• **Stored rows**:

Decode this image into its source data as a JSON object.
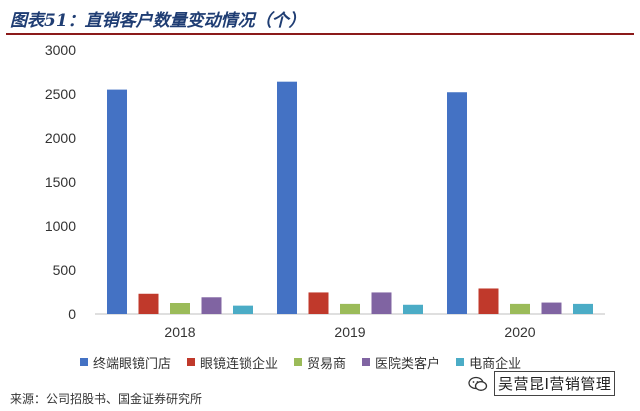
{
  "header": {
    "title": "图表51：直销客户数量变动情况（个）"
  },
  "legend": [
    {
      "label": "终端眼镜门店",
      "color": "#4472c4"
    },
    {
      "label": "眼镜连锁企业",
      "color": "#c0392b"
    },
    {
      "label": "贸易商",
      "color": "#9bbb59"
    },
    {
      "label": "医院类客户",
      "color": "#8064a2"
    },
    {
      "label": "电商企业",
      "color": "#4bacc6"
    }
  ],
  "source": "来源：公司招股书、国金证券研究所",
  "watermark": {
    "text": "吴营昆I营销管理",
    "icon": "wechat-icon"
  },
  "chart_data": {
    "type": "bar",
    "title": "图表51：直销客户数量变动情况（个）",
    "categories": [
      "2018",
      "2019",
      "2020"
    ],
    "ylim": [
      0,
      3000
    ],
    "yticks": [
      "0",
      "500",
      "1000",
      "1500",
      "2000",
      "2500",
      "3000"
    ],
    "grid": false,
    "legend_position": "bottom",
    "series": [
      {
        "name": "终端眼镜门店",
        "color": "#4472c4",
        "values": [
          2550,
          2640,
          2520
        ]
      },
      {
        "name": "眼镜连锁企业",
        "color": "#c0392b",
        "values": [
          230,
          245,
          290
        ]
      },
      {
        "name": "贸易商",
        "color": "#9bbb59",
        "values": [
          125,
          115,
          115
        ]
      },
      {
        "name": "医院类客户",
        "color": "#8064a2",
        "values": [
          190,
          245,
          130
        ]
      },
      {
        "name": "电商企业",
        "color": "#4bacc6",
        "values": [
          95,
          105,
          115
        ]
      }
    ]
  }
}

• **Set exercise**:
In the entries above, count each line that holds "直销客户数量变动情况". Give the total and nothing else.

• **Reply to the task**:
2